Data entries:
# # # # # # #
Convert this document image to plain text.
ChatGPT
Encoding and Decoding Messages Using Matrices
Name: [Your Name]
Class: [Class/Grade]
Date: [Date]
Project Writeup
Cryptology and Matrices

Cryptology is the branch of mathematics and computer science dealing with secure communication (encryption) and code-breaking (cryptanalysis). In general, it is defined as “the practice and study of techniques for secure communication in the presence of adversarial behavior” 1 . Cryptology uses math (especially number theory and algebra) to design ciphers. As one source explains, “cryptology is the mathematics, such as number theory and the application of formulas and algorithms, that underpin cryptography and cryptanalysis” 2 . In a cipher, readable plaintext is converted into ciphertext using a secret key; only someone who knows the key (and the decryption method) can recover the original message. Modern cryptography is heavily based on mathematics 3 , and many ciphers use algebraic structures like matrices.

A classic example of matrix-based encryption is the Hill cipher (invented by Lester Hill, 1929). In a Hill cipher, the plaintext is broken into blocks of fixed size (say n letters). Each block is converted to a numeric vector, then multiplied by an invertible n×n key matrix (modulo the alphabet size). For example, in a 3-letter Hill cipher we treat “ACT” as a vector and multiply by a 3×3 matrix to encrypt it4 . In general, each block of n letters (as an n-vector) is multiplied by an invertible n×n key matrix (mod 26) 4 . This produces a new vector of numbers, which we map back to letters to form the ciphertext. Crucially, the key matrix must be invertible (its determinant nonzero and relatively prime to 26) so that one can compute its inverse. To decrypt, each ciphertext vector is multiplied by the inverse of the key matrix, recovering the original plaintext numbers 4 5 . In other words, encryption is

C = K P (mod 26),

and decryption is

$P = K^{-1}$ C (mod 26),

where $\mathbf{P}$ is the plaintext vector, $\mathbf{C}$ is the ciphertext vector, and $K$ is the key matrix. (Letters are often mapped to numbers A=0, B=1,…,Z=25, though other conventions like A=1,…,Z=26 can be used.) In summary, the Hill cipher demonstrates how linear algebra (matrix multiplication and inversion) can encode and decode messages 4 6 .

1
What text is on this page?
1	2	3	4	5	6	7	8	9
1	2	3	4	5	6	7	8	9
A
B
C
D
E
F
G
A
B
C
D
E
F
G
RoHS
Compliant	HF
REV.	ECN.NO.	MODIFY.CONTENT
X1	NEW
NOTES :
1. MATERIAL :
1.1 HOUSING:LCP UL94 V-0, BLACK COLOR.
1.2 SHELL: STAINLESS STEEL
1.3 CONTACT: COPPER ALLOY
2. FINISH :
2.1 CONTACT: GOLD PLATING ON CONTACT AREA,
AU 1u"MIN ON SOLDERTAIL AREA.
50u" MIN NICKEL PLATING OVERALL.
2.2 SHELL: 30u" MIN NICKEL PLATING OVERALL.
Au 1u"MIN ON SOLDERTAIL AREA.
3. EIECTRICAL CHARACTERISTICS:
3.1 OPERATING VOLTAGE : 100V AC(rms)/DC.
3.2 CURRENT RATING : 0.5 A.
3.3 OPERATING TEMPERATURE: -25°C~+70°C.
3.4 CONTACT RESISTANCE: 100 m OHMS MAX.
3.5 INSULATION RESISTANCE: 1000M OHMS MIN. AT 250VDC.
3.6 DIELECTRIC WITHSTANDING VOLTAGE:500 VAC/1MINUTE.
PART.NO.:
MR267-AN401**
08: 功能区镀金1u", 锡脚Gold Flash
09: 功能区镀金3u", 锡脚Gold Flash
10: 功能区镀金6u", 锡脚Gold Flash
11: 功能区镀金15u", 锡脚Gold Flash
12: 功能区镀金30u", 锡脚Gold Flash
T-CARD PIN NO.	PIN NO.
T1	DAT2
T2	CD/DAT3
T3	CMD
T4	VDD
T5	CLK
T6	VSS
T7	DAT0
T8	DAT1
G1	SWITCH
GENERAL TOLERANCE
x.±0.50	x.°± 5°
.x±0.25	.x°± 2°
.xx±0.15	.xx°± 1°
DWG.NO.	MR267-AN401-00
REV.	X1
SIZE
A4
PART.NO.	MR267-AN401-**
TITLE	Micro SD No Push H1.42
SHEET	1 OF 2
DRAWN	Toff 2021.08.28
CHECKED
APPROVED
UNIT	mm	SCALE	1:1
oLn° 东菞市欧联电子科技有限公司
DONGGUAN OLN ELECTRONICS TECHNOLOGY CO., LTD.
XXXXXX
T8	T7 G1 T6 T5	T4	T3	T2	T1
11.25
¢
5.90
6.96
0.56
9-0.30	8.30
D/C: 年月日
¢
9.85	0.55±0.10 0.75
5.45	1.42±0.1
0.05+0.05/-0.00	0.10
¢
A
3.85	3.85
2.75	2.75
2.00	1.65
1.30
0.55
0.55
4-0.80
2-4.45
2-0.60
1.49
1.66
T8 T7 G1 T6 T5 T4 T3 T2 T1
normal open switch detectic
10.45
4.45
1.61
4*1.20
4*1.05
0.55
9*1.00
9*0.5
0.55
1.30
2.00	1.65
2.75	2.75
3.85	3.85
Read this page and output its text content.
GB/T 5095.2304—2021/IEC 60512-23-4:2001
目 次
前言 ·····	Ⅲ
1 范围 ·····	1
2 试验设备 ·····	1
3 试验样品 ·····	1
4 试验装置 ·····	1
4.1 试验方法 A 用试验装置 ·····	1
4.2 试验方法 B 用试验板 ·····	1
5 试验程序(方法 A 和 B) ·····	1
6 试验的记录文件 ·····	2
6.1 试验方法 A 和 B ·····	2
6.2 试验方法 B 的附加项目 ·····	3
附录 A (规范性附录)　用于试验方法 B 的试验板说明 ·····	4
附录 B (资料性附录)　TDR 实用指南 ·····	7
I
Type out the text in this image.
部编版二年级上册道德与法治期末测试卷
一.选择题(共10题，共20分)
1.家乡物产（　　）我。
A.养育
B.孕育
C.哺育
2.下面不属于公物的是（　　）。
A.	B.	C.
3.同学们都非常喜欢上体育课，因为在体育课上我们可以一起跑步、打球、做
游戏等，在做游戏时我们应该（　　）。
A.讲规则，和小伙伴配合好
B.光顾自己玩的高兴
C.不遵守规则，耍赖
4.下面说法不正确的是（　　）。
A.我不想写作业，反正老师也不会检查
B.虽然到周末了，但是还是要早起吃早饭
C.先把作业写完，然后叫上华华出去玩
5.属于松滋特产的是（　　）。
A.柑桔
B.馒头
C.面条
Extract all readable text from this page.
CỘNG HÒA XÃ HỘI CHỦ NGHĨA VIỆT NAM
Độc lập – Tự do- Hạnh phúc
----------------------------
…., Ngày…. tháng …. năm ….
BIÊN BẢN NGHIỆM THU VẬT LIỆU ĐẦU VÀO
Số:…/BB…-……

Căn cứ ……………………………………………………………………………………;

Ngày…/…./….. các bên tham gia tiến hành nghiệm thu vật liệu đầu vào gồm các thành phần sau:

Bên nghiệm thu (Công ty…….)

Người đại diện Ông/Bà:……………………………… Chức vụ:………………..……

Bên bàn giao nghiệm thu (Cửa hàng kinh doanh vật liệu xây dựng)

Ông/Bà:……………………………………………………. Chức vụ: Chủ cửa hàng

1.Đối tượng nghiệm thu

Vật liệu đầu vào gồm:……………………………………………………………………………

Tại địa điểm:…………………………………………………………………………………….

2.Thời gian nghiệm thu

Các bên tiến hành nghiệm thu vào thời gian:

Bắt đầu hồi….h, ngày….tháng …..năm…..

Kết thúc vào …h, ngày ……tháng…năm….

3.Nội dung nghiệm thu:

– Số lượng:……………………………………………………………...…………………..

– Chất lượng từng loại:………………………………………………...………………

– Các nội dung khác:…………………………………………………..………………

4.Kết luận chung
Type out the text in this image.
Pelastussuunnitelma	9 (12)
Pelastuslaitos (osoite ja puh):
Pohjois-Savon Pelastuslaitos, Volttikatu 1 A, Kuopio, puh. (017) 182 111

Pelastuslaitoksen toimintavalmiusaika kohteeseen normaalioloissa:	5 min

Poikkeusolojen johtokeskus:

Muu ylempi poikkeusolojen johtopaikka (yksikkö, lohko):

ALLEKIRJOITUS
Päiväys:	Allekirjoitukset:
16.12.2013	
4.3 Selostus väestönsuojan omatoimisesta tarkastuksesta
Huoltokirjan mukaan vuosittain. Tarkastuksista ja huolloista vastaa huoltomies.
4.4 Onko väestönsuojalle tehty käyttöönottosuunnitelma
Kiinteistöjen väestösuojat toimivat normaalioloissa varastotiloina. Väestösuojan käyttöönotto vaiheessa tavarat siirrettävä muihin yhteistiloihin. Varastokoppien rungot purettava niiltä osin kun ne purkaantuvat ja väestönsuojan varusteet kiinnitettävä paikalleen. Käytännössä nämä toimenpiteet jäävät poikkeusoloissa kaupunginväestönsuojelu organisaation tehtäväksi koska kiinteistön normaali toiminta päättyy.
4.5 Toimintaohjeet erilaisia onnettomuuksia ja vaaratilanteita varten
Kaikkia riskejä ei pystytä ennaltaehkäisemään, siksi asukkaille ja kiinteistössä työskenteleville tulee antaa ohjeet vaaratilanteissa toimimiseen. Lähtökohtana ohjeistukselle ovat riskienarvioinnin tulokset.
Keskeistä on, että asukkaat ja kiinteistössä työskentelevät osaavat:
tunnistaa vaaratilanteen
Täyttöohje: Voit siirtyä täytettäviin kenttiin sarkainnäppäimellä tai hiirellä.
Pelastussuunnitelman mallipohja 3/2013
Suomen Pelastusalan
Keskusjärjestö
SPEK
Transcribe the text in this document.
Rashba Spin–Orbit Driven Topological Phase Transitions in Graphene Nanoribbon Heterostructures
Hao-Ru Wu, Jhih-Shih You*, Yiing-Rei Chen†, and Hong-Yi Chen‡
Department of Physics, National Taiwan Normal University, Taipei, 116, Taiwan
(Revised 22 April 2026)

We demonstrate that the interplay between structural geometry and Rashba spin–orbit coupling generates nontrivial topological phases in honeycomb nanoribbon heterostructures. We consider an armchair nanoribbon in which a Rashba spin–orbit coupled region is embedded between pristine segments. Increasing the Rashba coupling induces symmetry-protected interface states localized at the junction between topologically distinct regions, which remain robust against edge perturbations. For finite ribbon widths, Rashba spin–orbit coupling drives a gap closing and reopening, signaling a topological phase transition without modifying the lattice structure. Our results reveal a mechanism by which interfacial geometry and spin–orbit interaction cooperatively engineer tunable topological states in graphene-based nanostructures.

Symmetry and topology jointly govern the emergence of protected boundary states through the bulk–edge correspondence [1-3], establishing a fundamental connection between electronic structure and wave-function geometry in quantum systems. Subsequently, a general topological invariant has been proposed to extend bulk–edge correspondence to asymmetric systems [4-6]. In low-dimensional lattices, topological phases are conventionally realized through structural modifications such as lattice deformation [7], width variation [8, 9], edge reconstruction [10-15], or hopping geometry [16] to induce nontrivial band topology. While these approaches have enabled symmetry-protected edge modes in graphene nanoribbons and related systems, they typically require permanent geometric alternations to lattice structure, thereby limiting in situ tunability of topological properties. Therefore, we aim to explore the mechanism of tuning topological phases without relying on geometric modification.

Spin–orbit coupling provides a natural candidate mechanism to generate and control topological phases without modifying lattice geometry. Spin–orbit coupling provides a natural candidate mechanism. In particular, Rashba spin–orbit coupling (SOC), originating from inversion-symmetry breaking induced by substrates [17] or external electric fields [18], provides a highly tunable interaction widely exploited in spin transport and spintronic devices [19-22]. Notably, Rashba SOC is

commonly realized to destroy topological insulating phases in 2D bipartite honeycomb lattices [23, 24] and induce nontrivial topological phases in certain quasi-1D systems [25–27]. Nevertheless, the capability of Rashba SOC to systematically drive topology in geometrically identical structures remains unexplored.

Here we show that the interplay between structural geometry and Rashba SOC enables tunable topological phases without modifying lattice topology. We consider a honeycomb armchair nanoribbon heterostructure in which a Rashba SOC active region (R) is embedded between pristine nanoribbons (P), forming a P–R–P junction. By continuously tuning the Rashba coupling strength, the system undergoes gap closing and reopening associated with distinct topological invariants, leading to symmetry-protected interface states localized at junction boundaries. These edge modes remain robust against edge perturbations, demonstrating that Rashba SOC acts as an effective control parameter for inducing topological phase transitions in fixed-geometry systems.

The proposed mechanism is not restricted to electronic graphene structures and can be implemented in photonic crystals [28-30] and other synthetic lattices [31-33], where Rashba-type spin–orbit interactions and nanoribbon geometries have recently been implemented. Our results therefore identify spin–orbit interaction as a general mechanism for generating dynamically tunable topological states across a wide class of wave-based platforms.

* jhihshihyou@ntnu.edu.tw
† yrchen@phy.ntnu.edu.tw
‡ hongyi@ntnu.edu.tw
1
# # # # # # #
Copy out every line that includes the word "junction".

We demonstrate that the interplay between structural geometry and Rashba spin–orbit coupling generates nontrivial topological phases in honeycomb nanoribbon heterostructures. We consider an armchair nanoribbon in which a Rashba spin–orbit coupled region is embedded between pristine segments. Increasing the Rashba coupling induces symmetry-protected interface states localized at the junction between topologically distinct regions, which remain robust against edge perturbations. For finite ribbon widths, Rashba spin–orbit coupling drives a gap closing and reopening, signaling a topological phase transition without modifying the lattice structure. Our results reveal a mechanism by which interfacial geometry and spin–orbit interaction cooperatively engineer tunable topological states in graphene-based nanostructures.
Here we show that the interplay between structural geometry and Rashba SOC enables tunable topological phases without modifying lattice topology. We consider a honeycomb armchair nanoribbon heterostructure in which a Rashba SOC active region (R) is embedded between pristine nanoribbons (P), forming a P–R–P junction. By continuously tuning the Rashba coupling strength, the system undergoes gap closing and reopening associated with distinct topological invariants, leading to symmetry-protected interface states localized at junction boundaries. These edge modes remain robust against edge perturbations, demonstrating that Rashba SOC acts as an effective control parameter for inducing topological phase transitions in fixed-geometry systems.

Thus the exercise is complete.